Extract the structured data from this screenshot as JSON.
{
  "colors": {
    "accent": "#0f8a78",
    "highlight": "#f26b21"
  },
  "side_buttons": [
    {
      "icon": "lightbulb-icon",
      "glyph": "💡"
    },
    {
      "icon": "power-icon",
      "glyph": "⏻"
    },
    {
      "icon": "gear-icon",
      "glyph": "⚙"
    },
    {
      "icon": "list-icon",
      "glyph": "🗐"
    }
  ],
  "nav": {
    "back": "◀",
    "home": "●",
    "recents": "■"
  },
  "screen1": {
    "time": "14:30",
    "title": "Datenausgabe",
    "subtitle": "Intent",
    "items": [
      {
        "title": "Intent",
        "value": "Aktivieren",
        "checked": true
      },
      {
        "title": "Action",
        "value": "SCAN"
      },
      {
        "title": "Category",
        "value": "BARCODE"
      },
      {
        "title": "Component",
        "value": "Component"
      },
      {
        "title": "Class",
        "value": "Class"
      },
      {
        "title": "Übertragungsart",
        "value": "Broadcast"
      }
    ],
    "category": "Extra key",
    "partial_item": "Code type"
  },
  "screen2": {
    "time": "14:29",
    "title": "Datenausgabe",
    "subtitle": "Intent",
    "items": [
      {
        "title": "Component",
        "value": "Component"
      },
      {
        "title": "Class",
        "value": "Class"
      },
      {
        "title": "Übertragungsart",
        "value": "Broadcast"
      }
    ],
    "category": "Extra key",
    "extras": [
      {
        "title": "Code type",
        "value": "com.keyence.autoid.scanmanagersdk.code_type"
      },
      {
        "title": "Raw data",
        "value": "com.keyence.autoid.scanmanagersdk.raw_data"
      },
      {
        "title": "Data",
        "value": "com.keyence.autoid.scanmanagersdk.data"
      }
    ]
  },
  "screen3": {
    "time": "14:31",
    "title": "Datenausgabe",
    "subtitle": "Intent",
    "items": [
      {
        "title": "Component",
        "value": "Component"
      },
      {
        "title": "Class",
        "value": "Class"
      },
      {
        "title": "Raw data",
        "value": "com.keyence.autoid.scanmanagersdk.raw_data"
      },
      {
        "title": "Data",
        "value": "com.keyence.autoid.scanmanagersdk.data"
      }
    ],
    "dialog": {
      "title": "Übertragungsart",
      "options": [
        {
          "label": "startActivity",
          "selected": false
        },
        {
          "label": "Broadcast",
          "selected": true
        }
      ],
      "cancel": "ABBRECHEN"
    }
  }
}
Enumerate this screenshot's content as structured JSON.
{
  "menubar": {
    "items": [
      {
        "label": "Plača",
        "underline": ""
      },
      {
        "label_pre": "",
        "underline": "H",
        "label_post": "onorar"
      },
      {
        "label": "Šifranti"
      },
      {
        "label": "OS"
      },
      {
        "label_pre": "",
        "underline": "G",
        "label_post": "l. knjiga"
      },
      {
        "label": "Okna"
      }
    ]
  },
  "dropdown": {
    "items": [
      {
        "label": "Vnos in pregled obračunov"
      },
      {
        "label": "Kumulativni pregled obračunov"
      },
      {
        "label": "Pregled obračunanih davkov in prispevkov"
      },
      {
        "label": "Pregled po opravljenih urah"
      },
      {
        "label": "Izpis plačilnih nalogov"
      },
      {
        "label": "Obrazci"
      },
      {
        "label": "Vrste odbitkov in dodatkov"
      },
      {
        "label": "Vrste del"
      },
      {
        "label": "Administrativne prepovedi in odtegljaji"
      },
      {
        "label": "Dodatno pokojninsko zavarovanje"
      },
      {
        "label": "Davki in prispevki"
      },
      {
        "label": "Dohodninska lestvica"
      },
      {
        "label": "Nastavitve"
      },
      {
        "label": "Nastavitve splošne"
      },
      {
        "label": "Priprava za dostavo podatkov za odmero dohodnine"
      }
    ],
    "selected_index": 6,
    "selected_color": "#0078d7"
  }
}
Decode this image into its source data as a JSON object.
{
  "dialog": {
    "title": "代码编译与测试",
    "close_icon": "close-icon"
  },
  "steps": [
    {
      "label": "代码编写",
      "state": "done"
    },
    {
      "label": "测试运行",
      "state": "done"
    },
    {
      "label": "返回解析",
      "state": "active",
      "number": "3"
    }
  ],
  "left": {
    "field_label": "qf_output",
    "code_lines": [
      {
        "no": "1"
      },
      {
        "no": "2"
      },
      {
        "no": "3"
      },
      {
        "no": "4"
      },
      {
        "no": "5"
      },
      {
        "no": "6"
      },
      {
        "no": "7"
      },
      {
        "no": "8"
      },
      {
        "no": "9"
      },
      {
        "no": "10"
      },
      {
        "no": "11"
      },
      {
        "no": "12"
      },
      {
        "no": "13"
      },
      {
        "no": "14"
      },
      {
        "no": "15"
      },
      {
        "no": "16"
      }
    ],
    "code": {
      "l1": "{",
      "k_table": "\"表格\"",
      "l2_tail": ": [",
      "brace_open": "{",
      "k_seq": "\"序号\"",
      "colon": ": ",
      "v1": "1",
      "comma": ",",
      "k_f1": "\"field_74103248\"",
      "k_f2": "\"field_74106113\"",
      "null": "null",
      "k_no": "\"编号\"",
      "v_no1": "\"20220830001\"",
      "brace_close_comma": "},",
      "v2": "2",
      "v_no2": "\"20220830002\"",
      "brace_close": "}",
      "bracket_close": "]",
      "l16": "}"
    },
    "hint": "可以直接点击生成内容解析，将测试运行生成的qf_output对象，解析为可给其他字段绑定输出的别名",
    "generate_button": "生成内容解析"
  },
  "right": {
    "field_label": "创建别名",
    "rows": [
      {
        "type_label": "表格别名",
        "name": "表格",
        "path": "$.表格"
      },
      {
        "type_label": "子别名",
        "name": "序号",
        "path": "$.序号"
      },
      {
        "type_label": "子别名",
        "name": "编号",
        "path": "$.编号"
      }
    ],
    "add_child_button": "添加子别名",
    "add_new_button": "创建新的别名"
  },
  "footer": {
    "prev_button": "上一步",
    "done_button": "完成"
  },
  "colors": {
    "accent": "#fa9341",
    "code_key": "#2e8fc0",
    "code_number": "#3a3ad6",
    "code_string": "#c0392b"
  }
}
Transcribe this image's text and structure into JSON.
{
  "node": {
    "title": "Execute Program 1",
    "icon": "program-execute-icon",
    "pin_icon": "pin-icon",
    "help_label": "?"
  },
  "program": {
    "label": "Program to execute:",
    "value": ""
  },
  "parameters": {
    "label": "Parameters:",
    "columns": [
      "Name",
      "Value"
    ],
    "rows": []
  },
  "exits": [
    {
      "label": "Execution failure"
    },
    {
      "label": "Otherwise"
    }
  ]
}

=== Exercise goal ===
From the records above, extract every line exactly as it stands.

=== Result of this exercise ===
Extract the structured data from this screenshot as JSON.
{
  "colors": {
    "accent": "#0f8a78",
    "highlight": "#f26b21"
  },
  "side_buttons": [
    {
      "icon": "lightbulb-icon",
      "glyph": "💡"
    },
    {
      "icon": "power-icon",
      "glyph": "⏻"
    },
    {
      "icon": "gear-icon",
      "glyph": "⚙"
    },
    {
      "icon": "list-icon",
      "glyph": "🗐"
    }
  ],
  "nav": {
    "back": "◀",
    "home": "●",
    "recents": "■"
  },
  "screen1": {
    "time": "14:30",
    "title": "Datenausgabe",
    "subtitle": "Intent",
    "items": [
      {
        "title": "Intent",
        "value": "Aktivieren",
        "checked": true
      },
      {
        "title": "Action",
        "value": "SCAN"
      },
      {
        "title": "Category",
        "value": "BARCODE"
      },
      {
        "title": "Component",
        "value": "Component"
      },
      {
        "title": "Class",
        "value": "Class"
      },
      {
        "title": "Übertragungsart",
        "value": "Broadcast"
      }
    ],
    "category": "Extra key",
    "partial_item": "Code type"
  },
  "screen2": {
    "time": "14:29",
    "title": "Datenausgabe",
    "subtitle": "Intent",
    "items": [
      {
        "title": "Component",
        "value": "Component"
      },
      {
        "title": "Class",
        "value": "Class"
      },
      {
        "title": "Übertragungsart",
        "value": "Broadcast"
      }
    ],
    "category": "Extra key",
    "extras": [
      {
        "title": "Code type",
        "value": "com.keyence.autoid.scanmanagersdk.code_type"
      },
      {
        "title": "Raw data",
        "value": "com.keyence.autoid.scanmanagersdk.raw_data"
      },
      {
        "title": "Data",
        "value": "com.keyence.autoid.scanmanagersdk.data"
      }
    ]
  },
  "screen3": {
    "time": "14:31",
    "title": "Datenausgabe",
    "subtitle": "Intent",
    "items": [
      {
        "title": "Component",
        "value": "Component"
      },
      {
        "title": "Class",
        "value": "Class"
      },
      {
        "title": "Raw data",
        "value": "com.keyence.autoid.scanmanagersdk.raw_data"
      },
      {
        "title": "Data",
        "value": "com.keyence.autoid.scanmanagersdk.data"
      }
    ],
    "dialog": {
      "title": "Übertragungsart",
      "options": [
        {
          "label": "startActivity",
          "selected": false
        },
        {
          "label": "Broadcast",
          "selected": true
        }
      ],
      "cancel": "ABBRECHEN"
    }
  }
}
Enumerate this screenshot's content as structured JSON.
{
  "menubar": {
    "items": [
      {
        "label": "Plača",
        "underline": ""
      },
      {
        "label_pre": "",
        "underline": "H",
        "label_post": "onorar"
      },
      {
        "label": "Šifranti"
      },
      {
        "label": "OS"
      },
      {
        "label_pre": "",
        "underline": "G",
        "label_post": "l. knjiga"
      },
      {
        "label": "Okna"
      }
    ]
  },
  "dropdown": {
    "items": [
      {
        "label": "Vnos in pregled obračunov"
      },
      {
        "label": "Kumulativni pregled obračunov"
      },
      {
        "label": "Pregled obračunanih davkov in prispevkov"
      },
      {
        "label": "Pregled po opravljenih urah"
      },
      {
        "label": "Izpis plačilnih nalogov"
      },
      {
        "label": "Obrazci"
      },
      {
        "label": "Vrste odbitkov in dodatkov"
      },
      {
        "label": "Vrste del"
      },
      {
        "label": "Administrativne prepovedi in odtegljaji"
      },
      {
        "label": "Dodatno pokojninsko zavarovanje"
      },
      {
        "label": "Davki in prispevki"
      },
      {
        "label": "Dohodninska lestvica"
      },
      {
        "label": "Nastavitve"
      },
      {
        "label": "Nastavitve splošne"
      },
      {
        "label": "Priprava za dostavo podatkov za odmero dohodnine"
      }
    ],
    "selected_index": 6,
    "selected_color": "#0078d7"
  }
}
Decode this image into its source data as a JSON object.
{
  "dialog": {
    "title": "代码编译与测试",
    "close_icon": "close-icon"
  },
  "steps": [
    {
      "label": "代码编写",
      "state": "done"
    },
    {
      "label": "测试运行",
      "state": "done"
    },
    {
      "label": "返回解析",
      "state": "active",
      "number": "3"
    }
  ],
  "left": {
    "field_label": "qf_output",
    "code_lines": [
      {
        "no": "1"
      },
      {
        "no": "2"
      },
      {
        "no": "3"
      },
      {
        "no": "4"
      },
      {
        "no": "5"
      },
      {
        "no": "6"
      },
      {
        "no": "7"
      },
      {
        "no": "8"
      },
      {
        "no": "9"
      },
      {
        "no": "10"
      },
      {
        "no": "11"
      },
      {
        "no": "12"
      },
      {
        "no": "13"
      },
      {
        "no": "14"
      },
      {
        "no": "15"
      },
      {
        "no": "16"
      }
    ],
    "code": {
      "l1": "{",
      "k_table": "\"表格\"",
      "l2_tail": ": [",
      "brace_open": "{",
      "k_seq": "\"序号\"",
      "colon": ": ",
      "v1": "1",
      "comma": ",",
      "k_f1": "\"field_74103248\"",
      "k_f2": "\"field_74106113\"",
      "null": "null",
      "k_no": "\"编号\"",
      "v_no1": "\"20220830001\"",
      "brace_close_comma": "},",
      "v2": "2",
      "v_no2": "\"20220830002\"",
      "brace_close": "}",
      "bracket_close": "]",
      "l16": "}"
    },
    "hint": "可以直接点击生成内容解析，将测试运行生成的qf_output对象，解析为可给其他字段绑定输出的别名",
    "generate_button": "生成内容解析"
  },
  "right": {
    "field_label": "创建别名",
    "rows": [
      {
        "type_label": "表格别名",
        "name": "表格",
        "path": "$.表格"
      },
      {
        "type_label": "子别名",
        "name": "序号",
        "path": "$.序号"
      },
      {
        "type_label": "子别名",
        "name": "编号",
        "path": "$.编号"
      }
    ],
    "add_child_button": "添加子别名",
    "add_new_button": "创建新的别名"
  },
  "footer": {
    "prev_button": "上一步",
    "done_button": "完成"
  },
  "colors": {
    "accent": "#fa9341",
    "code_key": "#2e8fc0",
    "code_number": "#3a3ad6",
    "code_string": "#c0392b"
  }
}
Transcribe this image's text and structure into JSON.
{
  "node": {
    "title": "Execute Program 1",
    "icon": "program-execute-icon",
    "pin_icon": "pin-icon",
    "help_label": "?"
  },
  "program": {
    "label": "Program to execute:",
    "value": ""
  },
  "parameters": {
    "label": "Parameters:",
    "columns": [
      "Name",
      "Value"
    ],
    "rows": []
  },
  "exits": [
    {
      "label": "Execution failure"
    },
    {
      "label": "Otherwise"
    }
  ]
}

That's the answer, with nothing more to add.